TEXT UNDER STUDY:
--- START ---
Re-evaluating China is long overdue

It started with Nixon in 1972, opening up harmonious diplomatic relations with China, including a reduction of trade restrictions.  Then, since President Reagan, the strategy was to integrate China into the liberal international order and, it was to be hoped, instill with economic development a desire for more political freedom.

Instead, China became an aggressive autocracy ruthlessly suppressing dissent, starting in 1989.  The rising middle class, which was the theoretical bastion of political freedom, was easily suppressed with the rise of the internet — which the Chinese apparatus used to censor and surveil.  China became richer but not freer.

The Clinton, Bush, and Obama administrations never really publicly strongly spoke against the absence of human rights in China, a definite ideological threat to the West.  Today, just as worrisome is the ideological censorship enabled by Western international tech companies, which is an internal threat even here, with China now a successful censoring example.
--- END ---
(Document structure recognition records)
--- START ---
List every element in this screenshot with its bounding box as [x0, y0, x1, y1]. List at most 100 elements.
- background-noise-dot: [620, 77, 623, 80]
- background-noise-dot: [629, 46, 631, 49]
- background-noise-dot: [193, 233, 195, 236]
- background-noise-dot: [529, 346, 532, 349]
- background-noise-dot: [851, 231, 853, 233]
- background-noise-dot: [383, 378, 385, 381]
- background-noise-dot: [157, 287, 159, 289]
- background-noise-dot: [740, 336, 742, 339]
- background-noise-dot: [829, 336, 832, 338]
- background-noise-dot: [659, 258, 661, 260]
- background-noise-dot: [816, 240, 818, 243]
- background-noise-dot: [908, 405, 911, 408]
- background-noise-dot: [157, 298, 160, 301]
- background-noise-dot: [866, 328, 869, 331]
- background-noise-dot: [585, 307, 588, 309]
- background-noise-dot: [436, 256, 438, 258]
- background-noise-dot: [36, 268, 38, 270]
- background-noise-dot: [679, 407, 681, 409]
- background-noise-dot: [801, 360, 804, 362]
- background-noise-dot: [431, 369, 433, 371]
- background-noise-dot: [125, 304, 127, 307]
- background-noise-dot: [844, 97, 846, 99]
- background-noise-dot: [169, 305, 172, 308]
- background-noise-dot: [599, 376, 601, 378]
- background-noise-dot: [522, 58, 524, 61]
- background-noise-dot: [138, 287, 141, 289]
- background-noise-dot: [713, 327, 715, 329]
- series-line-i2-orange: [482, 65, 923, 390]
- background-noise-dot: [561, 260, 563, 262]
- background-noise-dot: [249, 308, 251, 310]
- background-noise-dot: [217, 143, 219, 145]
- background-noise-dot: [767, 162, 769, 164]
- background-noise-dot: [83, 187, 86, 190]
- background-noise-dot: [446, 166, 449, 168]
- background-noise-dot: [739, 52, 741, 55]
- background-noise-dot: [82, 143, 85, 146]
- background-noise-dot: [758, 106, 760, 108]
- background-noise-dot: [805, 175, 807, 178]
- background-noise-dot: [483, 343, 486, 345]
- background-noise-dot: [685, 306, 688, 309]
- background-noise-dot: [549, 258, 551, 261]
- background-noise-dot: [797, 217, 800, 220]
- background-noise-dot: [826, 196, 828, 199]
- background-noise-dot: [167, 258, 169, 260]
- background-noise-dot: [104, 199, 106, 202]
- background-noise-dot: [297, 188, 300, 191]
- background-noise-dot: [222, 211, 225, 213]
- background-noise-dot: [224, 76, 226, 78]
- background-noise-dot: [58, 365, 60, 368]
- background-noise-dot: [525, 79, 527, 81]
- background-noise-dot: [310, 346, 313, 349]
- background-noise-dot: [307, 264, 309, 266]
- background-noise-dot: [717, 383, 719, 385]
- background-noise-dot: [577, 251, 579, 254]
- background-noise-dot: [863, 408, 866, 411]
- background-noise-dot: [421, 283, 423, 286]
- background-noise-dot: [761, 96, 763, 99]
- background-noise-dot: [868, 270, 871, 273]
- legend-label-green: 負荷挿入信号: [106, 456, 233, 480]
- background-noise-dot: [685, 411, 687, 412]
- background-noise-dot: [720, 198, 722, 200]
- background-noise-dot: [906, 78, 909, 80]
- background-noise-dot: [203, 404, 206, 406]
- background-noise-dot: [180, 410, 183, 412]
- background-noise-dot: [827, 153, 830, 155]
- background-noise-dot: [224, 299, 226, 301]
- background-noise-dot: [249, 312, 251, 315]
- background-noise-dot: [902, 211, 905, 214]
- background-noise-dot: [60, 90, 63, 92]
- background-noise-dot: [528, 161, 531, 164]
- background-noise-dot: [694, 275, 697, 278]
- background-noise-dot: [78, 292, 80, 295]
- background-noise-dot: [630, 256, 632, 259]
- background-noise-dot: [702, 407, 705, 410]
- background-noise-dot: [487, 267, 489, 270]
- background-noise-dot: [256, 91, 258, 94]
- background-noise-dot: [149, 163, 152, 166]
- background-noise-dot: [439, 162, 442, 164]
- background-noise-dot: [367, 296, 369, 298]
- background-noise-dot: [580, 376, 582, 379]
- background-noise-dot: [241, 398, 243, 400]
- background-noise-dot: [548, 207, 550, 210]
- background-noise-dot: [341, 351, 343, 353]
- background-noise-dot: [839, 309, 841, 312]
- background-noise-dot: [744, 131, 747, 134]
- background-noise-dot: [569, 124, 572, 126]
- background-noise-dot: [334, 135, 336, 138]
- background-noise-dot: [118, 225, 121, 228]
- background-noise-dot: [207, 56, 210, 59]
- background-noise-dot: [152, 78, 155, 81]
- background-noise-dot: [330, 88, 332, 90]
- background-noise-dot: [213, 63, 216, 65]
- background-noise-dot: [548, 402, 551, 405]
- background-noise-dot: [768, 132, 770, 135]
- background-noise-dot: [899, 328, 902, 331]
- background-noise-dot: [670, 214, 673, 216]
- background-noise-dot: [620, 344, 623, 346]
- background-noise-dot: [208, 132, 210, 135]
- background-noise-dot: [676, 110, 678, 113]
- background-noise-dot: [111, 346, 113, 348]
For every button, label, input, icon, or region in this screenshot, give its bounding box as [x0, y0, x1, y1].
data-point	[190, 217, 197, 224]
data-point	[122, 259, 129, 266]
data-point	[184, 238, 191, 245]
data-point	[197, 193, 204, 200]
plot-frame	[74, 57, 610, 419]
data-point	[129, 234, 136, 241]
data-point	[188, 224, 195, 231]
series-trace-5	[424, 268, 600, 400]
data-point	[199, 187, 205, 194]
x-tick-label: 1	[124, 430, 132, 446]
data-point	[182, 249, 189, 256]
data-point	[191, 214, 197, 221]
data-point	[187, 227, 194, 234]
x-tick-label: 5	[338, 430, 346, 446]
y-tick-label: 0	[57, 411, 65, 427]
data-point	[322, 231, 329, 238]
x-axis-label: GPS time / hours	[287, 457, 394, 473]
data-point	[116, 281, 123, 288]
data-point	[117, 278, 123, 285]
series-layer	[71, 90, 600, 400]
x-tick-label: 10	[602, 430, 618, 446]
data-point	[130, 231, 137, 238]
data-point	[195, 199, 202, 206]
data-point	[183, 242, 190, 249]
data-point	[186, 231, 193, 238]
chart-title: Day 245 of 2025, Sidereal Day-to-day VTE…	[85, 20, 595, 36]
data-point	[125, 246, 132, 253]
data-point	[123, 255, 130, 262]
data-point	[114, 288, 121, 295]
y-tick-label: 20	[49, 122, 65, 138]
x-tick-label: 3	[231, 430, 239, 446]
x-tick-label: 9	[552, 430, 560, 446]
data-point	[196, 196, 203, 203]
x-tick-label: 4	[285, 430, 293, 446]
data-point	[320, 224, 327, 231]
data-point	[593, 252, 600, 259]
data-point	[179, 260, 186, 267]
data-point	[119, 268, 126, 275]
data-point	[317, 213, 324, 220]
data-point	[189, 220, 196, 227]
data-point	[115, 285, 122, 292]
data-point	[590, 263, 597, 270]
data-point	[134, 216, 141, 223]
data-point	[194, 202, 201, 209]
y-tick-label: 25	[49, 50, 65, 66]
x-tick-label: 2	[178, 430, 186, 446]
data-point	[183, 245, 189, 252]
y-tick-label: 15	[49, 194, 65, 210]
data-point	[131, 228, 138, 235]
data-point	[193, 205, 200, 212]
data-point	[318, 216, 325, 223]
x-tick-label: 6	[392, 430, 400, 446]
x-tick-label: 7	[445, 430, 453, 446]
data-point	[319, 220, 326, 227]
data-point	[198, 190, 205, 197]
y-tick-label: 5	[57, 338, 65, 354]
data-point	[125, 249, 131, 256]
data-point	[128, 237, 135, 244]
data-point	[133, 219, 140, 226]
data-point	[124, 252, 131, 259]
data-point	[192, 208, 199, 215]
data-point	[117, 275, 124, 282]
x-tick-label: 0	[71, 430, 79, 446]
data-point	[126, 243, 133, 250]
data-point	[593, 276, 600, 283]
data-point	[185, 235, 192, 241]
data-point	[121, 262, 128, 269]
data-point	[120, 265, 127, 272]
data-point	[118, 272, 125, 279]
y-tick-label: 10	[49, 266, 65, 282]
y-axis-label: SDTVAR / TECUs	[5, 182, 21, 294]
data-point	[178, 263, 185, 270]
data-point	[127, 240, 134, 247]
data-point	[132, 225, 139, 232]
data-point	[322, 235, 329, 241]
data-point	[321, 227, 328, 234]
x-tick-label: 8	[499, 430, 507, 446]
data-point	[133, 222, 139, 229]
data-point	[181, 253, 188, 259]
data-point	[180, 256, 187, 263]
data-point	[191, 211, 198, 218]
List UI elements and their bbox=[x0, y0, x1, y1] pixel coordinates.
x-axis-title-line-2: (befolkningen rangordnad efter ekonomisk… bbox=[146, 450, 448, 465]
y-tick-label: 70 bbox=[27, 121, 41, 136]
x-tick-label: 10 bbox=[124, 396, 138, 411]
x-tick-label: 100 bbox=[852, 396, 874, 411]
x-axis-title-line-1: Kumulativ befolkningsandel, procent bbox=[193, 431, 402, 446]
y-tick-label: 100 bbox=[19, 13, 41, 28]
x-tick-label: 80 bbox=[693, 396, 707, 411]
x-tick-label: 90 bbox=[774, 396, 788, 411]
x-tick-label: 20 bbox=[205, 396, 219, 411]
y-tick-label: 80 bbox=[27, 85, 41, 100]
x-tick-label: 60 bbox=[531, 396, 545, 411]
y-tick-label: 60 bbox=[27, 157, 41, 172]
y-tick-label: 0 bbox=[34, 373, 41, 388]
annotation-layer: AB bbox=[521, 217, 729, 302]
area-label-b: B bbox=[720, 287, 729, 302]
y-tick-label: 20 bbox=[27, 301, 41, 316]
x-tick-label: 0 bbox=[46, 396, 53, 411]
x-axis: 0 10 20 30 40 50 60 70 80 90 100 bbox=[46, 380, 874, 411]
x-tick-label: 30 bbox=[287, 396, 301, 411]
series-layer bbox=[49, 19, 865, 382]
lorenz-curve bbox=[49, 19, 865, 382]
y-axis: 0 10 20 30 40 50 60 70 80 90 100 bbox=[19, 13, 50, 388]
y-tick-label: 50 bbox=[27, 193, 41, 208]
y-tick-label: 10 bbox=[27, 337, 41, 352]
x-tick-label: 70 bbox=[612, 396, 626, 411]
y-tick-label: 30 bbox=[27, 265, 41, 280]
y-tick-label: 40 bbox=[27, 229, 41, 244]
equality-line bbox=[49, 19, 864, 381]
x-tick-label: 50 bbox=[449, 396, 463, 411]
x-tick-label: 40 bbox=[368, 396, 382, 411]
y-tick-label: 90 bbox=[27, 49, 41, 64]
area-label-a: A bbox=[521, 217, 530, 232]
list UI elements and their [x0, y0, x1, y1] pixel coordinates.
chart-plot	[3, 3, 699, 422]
--- END ---
EXERCISE OBJECTIVE:
Answer these from the text on re-evaluating China:
1. In what year did Nixon open diplomatic relations with China?
2. In what year does the text say China's suppression of dissent began?
3. Which administrations does the text say never strongly spoke out in public against the absence of human rights in China?

SOLUTION BELOW:
1. 1972
2. 1989
3. The Clinton, Bush, and Obama administrations